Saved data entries
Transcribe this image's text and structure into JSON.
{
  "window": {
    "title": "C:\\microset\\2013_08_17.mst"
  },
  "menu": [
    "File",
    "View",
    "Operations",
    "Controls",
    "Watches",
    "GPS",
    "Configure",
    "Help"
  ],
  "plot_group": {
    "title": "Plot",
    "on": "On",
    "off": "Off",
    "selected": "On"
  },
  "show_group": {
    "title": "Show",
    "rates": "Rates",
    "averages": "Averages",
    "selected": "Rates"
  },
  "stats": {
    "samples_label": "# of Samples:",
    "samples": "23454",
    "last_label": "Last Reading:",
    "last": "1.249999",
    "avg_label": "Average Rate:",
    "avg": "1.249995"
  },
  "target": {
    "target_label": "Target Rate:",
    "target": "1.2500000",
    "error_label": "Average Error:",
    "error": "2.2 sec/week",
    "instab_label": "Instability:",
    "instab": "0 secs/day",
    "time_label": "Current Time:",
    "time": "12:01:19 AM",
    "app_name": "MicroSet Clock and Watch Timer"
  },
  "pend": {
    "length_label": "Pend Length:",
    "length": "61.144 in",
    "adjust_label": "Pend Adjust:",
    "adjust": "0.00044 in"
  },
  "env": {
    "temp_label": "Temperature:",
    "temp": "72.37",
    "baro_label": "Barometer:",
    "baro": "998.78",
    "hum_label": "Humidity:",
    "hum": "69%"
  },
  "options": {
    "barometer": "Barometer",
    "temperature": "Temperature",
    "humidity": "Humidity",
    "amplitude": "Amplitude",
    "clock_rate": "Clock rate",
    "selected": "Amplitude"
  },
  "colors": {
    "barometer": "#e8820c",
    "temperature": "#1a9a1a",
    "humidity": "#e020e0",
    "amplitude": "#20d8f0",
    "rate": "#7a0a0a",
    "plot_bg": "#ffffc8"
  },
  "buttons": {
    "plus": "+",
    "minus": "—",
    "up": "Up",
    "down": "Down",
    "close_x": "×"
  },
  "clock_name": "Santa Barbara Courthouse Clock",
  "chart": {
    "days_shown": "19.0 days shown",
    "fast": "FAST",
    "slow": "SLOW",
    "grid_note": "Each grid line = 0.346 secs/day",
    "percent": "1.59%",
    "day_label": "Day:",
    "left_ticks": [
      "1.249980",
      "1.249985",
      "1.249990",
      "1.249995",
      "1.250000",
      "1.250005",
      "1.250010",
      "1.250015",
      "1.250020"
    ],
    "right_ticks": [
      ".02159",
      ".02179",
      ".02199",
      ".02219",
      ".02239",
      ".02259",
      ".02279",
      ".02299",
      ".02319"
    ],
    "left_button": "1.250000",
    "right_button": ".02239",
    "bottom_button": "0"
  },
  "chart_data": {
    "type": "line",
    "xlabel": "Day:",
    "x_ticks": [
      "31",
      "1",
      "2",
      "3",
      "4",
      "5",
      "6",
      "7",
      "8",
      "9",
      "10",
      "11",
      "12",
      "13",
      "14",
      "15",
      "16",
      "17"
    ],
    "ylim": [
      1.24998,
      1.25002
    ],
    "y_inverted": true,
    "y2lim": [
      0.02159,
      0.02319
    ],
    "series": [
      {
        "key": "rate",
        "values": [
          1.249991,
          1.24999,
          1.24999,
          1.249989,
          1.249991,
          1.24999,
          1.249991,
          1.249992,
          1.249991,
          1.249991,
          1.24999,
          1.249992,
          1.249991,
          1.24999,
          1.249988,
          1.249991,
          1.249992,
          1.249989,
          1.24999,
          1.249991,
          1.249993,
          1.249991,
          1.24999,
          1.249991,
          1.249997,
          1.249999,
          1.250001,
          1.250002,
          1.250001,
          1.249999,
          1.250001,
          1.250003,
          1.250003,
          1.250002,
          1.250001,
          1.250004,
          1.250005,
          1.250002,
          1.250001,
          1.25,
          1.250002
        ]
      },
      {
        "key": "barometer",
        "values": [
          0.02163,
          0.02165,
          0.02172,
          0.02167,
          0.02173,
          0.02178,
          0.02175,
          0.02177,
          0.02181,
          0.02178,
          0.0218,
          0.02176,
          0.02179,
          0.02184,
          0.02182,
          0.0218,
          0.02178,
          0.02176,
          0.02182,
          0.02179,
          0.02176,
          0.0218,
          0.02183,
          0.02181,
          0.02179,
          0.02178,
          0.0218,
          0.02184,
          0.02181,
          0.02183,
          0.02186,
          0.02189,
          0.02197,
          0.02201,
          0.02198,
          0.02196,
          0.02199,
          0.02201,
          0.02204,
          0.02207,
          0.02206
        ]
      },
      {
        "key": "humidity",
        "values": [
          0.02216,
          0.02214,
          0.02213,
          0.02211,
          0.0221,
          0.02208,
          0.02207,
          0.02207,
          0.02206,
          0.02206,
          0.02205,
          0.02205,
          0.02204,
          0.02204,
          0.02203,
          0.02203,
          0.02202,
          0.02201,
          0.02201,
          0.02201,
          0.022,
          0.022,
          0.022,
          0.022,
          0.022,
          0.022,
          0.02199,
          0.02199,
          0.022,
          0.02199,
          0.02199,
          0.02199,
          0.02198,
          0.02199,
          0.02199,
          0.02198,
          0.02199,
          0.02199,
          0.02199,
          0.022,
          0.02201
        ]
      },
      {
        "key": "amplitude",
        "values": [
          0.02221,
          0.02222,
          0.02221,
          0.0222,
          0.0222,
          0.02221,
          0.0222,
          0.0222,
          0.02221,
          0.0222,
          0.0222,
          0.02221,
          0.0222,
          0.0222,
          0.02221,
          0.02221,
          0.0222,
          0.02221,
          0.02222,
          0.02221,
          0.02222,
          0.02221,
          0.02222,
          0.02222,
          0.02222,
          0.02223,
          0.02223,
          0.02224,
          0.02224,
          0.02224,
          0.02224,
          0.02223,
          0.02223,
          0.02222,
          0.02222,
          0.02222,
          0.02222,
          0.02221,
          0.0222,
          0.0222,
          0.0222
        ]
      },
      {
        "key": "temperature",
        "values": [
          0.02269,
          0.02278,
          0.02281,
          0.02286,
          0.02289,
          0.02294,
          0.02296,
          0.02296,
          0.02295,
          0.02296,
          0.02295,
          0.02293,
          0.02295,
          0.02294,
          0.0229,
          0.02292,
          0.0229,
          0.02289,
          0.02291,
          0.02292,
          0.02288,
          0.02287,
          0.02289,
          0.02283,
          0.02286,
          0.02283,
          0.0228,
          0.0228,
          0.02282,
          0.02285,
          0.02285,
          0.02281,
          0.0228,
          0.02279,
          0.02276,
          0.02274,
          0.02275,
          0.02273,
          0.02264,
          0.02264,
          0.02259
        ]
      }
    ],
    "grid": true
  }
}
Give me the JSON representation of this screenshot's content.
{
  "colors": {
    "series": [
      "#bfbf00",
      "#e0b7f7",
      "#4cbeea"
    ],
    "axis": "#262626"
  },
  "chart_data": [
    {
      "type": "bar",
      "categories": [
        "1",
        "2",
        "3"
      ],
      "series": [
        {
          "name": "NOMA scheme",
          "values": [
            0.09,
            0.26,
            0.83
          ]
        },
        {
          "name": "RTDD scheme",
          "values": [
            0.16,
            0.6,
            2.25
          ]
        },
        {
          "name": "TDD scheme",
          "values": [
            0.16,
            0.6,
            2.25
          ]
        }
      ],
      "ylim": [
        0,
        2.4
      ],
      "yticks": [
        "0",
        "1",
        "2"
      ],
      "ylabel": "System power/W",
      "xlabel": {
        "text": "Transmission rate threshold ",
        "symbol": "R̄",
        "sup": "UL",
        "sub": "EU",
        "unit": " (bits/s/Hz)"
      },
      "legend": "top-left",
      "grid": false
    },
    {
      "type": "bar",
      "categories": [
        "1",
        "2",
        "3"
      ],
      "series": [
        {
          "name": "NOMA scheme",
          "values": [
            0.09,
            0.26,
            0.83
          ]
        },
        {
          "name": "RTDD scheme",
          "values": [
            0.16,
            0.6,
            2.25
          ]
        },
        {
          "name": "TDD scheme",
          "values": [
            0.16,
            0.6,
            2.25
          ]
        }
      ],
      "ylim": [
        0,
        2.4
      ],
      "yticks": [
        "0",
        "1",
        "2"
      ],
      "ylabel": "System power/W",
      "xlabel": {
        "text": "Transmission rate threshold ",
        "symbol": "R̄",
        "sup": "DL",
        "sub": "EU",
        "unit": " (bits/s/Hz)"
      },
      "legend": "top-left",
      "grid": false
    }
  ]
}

* Written problem
Show all lines from the records above where the word "Clock" occurs.

* Exercise response
    "app_name": "MicroSet Clock and Watch Timer"
    "clock_rate": "Clock rate",
  "clock_name": "Santa Barbara Courthouse Clock",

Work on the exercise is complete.